▶ **INPUT RECORDS**
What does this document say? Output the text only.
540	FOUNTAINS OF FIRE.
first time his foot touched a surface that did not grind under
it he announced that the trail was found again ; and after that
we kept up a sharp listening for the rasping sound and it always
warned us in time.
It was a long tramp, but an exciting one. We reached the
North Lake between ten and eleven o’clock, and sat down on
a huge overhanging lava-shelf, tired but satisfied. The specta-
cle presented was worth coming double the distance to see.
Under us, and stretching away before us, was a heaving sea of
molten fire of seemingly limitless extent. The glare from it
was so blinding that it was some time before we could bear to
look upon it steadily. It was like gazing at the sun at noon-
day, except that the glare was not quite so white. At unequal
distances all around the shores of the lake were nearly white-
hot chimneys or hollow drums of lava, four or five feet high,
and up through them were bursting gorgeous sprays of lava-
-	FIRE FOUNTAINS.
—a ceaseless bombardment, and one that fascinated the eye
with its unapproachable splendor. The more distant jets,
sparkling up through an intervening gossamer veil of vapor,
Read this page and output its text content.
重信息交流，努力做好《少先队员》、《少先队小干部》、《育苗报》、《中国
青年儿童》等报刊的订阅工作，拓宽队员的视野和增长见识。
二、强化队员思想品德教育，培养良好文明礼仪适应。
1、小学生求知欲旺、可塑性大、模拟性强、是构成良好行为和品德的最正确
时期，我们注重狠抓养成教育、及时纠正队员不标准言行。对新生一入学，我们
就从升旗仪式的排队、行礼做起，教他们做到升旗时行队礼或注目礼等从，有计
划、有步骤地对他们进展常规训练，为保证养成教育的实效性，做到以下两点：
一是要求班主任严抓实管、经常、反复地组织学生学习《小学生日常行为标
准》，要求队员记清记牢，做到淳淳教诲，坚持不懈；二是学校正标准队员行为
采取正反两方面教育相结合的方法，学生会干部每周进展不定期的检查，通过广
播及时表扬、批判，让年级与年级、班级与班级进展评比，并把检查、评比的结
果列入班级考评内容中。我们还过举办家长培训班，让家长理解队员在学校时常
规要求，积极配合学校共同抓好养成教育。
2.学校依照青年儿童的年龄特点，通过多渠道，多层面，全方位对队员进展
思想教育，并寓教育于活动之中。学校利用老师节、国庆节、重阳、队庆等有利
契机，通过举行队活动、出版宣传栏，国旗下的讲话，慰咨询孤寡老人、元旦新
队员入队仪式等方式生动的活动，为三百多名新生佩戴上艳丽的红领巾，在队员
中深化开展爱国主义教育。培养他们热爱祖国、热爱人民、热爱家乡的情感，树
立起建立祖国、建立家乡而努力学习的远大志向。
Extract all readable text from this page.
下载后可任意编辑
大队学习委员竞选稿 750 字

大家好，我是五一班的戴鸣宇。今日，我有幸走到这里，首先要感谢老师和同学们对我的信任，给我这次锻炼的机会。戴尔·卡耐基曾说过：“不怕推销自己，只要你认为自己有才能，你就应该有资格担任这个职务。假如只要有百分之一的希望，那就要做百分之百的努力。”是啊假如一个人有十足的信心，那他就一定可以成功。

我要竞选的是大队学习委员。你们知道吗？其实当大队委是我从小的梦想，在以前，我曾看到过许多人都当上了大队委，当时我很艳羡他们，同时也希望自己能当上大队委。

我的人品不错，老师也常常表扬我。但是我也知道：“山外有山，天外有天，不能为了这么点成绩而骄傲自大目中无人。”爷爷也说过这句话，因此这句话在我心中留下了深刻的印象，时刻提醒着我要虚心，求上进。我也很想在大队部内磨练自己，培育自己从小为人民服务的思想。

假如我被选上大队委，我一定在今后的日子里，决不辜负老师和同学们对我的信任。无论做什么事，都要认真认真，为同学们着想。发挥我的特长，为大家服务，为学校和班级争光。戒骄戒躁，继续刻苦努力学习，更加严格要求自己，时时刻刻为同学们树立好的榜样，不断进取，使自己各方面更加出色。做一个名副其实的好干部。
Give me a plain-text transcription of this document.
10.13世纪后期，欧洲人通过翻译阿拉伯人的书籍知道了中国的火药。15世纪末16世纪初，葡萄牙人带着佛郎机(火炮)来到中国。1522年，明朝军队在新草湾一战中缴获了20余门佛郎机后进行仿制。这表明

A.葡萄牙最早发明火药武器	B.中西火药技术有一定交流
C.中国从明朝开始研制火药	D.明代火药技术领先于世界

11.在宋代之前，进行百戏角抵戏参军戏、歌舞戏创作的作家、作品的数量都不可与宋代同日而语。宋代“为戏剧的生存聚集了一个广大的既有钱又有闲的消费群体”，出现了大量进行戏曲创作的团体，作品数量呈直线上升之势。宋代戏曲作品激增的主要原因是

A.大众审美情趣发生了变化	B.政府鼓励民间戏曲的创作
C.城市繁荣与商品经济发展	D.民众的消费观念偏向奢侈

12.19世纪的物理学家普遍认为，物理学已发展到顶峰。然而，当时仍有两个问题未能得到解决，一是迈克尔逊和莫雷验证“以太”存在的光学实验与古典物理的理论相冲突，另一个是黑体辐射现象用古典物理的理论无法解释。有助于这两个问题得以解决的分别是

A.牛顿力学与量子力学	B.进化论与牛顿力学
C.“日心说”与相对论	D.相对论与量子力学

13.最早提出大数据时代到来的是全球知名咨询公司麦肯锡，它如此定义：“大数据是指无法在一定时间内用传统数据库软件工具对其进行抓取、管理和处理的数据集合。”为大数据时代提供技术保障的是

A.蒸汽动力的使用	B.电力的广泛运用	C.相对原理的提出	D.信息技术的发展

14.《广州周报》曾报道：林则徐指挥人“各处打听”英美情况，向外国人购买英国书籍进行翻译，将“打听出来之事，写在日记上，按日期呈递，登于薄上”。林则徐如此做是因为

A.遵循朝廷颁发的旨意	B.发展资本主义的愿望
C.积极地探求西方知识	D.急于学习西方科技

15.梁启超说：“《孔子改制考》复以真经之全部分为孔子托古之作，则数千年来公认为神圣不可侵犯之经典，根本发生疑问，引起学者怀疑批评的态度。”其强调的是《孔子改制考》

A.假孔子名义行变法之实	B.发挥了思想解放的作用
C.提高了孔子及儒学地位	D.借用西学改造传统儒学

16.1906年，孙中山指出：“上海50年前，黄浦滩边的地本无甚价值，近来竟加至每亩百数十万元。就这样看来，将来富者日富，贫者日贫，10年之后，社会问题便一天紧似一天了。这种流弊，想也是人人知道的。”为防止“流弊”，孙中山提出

▶ **WHAT YOU HAVE TO DO**
Return each line of the records above exactly as it reads.

▶ **EXERCISE RESULT**
What does this document say? Output the text only.
540	FOUNTAINS OF FIRE.
first time his foot touched a surface that did not grind under
it he announced that the trail was found again ; and after that
we kept up a sharp listening for the rasping sound and it always
warned us in time.
It was a long tramp, but an exciting one. We reached the
North Lake between ten and eleven o’clock, and sat down on
a huge overhanging lava-shelf, tired but satisfied. The specta-
cle presented was worth coming double the distance to see.
Under us, and stretching away before us, was a heaving sea of
molten fire of seemingly limitless extent. The glare from it
was so blinding that it was some time before we could bear to
look upon it steadily. It was like gazing at the sun at noon-
day, except that the glare was not quite so white. At unequal
distances all around the shores of the lake were nearly white-
hot chimneys or hollow drums of lava, four or five feet high,
and up through them were bursting gorgeous sprays of lava-
-	FIRE FOUNTAINS.
—a ceaseless bombardment, and one that fascinated the eye
with its unapproachable splendor. The more distant jets,
sparkling up through an intervening gossamer veil of vapor,
Read this page and output its text content.
重信息交流，努力做好《少先队员》、《少先队小干部》、《育苗报》、《中国
青年儿童》等报刊的订阅工作，拓宽队员的视野和增长见识。
二、强化队员思想品德教育，培养良好文明礼仪适应。
1、小学生求知欲旺、可塑性大、模拟性强、是构成良好行为和品德的最正确
时期，我们注重狠抓养成教育、及时纠正队员不标准言行。对新生一入学，我们
就从升旗仪式的排队、行礼做起，教他们做到升旗时行队礼或注目礼等从，有计
划、有步骤地对他们进展常规训练，为保证养成教育的实效性，做到以下两点：
一是要求班主任严抓实管、经常、反复地组织学生学习《小学生日常行为标
准》，要求队员记清记牢，做到淳淳教诲，坚持不懈；二是学校正标准队员行为
采取正反两方面教育相结合的方法，学生会干部每周进展不定期的检查，通过广
播及时表扬、批判，让年级与年级、班级与班级进展评比，并把检查、评比的结
果列入班级考评内容中。我们还过举办家长培训班，让家长理解队员在学校时常
规要求，积极配合学校共同抓好养成教育。
2.学校依照青年儿童的年龄特点，通过多渠道，多层面，全方位对队员进展
思想教育，并寓教育于活动之中。学校利用老师节、国庆节、重阳、队庆等有利
契机，通过举行队活动、出版宣传栏，国旗下的讲话，慰咨询孤寡老人、元旦新
队员入队仪式等方式生动的活动，为三百多名新生佩戴上艳丽的红领巾，在队员
中深化开展爱国主义教育。培养他们热爱祖国、热爱人民、热爱家乡的情感，树
立起建立祖国、建立家乡而努力学习的远大志向。
Extract all readable text from this page.
下载后可任意编辑
大队学习委员竞选稿 750 字

大家好，我是五一班的戴鸣宇。今日，我有幸走到这里，首先要感谢老师和同学们对我的信任，给我这次锻炼的机会。戴尔·卡耐基曾说过：“不怕推销自己，只要你认为自己有才能，你就应该有资格担任这个职务。假如只要有百分之一的希望，那就要做百分之百的努力。”是啊假如一个人有十足的信心，那他就一定可以成功。

我要竞选的是大队学习委员。你们知道吗？其实当大队委是我从小的梦想，在以前，我曾看到过许多人都当上了大队委，当时我很艳羡他们，同时也希望自己能当上大队委。

我的人品不错，老师也常常表扬我。但是我也知道：“山外有山，天外有天，不能为了这么点成绩而骄傲自大目中无人。”爷爷也说过这句话，因此这句话在我心中留下了深刻的印象，时刻提醒着我要虚心，求上进。我也很想在大队部内磨练自己，培育自己从小为人民服务的思想。

假如我被选上大队委，我一定在今后的日子里，决不辜负老师和同学们对我的信任。无论做什么事，都要认真认真，为同学们着想。发挥我的特长，为大家服务，为学校和班级争光。戒骄戒躁，继续刻苦努力学习，更加严格要求自己，时时刻刻为同学们树立好的榜样，不断进取，使自己各方面更加出色。做一个名副其实的好干部。
Give me a plain-text transcription of this document.
10.13世纪后期，欧洲人通过翻译阿拉伯人的书籍知道了中国的火药。15世纪末16世纪初，葡萄牙人带着佛郎机(火炮)来到中国。1522年，明朝军队在新草湾一战中缴获了20余门佛郎机后进行仿制。这表明

A.葡萄牙最早发明火药武器	B.中西火药技术有一定交流
C.中国从明朝开始研制火药	D.明代火药技术领先于世界

11.在宋代之前，进行百戏角抵戏参军戏、歌舞戏创作的作家、作品的数量都不可与宋代同日而语。宋代“为戏剧的生存聚集了一个广大的既有钱又有闲的消费群体”，出现了大量进行戏曲创作的团体，作品数量呈直线上升之势。宋代戏曲作品激增的主要原因是

A.大众审美情趣发生了变化	B.政府鼓励民间戏曲的创作
C.城市繁荣与商品经济发展	D.民众的消费观念偏向奢侈

12.19世纪的物理学家普遍认为，物理学已发展到顶峰。然而，当时仍有两个问题未能得到解决，一是迈克尔逊和莫雷验证“以太”存在的光学实验与古典物理的理论相冲突，另一个是黑体辐射现象用古典物理的理论无法解释。有助于这两个问题得以解决的分别是

A.牛顿力学与量子力学	B.进化论与牛顿力学
C.“日心说”与相对论	D.相对论与量子力学

13.最早提出大数据时代到来的是全球知名咨询公司麦肯锡，它如此定义：“大数据是指无法在一定时间内用传统数据库软件工具对其进行抓取、管理和处理的数据集合。”为大数据时代提供技术保障的是

A.蒸汽动力的使用	B.电力的广泛运用	C.相对原理的提出	D.信息技术的发展

14.《广州周报》曾报道：林则徐指挥人“各处打听”英美情况，向外国人购买英国书籍进行翻译，将“打听出来之事，写在日记上，按日期呈递，登于薄上”。林则徐如此做是因为

A.遵循朝廷颁发的旨意	B.发展资本主义的愿望
C.积极地探求西方知识	D.急于学习西方科技

15.梁启超说：“《孔子改制考》复以真经之全部分为孔子托古之作，则数千年来公认为神圣不可侵犯之经典，根本发生疑问，引起学者怀疑批评的态度。”其强调的是《孔子改制考》

A.假孔子名义行变法之实	B.发挥了思想解放的作用
C.提高了孔子及儒学地位	D.借用西学改造传统儒学

16.1906年，孙中山指出：“上海50年前，黄浦滩边的地本无甚价值，近来竟加至每亩百数十万元。就这样看来，将来富者日富，贫者日贫，10年之后，社会问题便一天紧似一天了。这种流弊，想也是人人知道的。”为防止“流弊”，孙中山提出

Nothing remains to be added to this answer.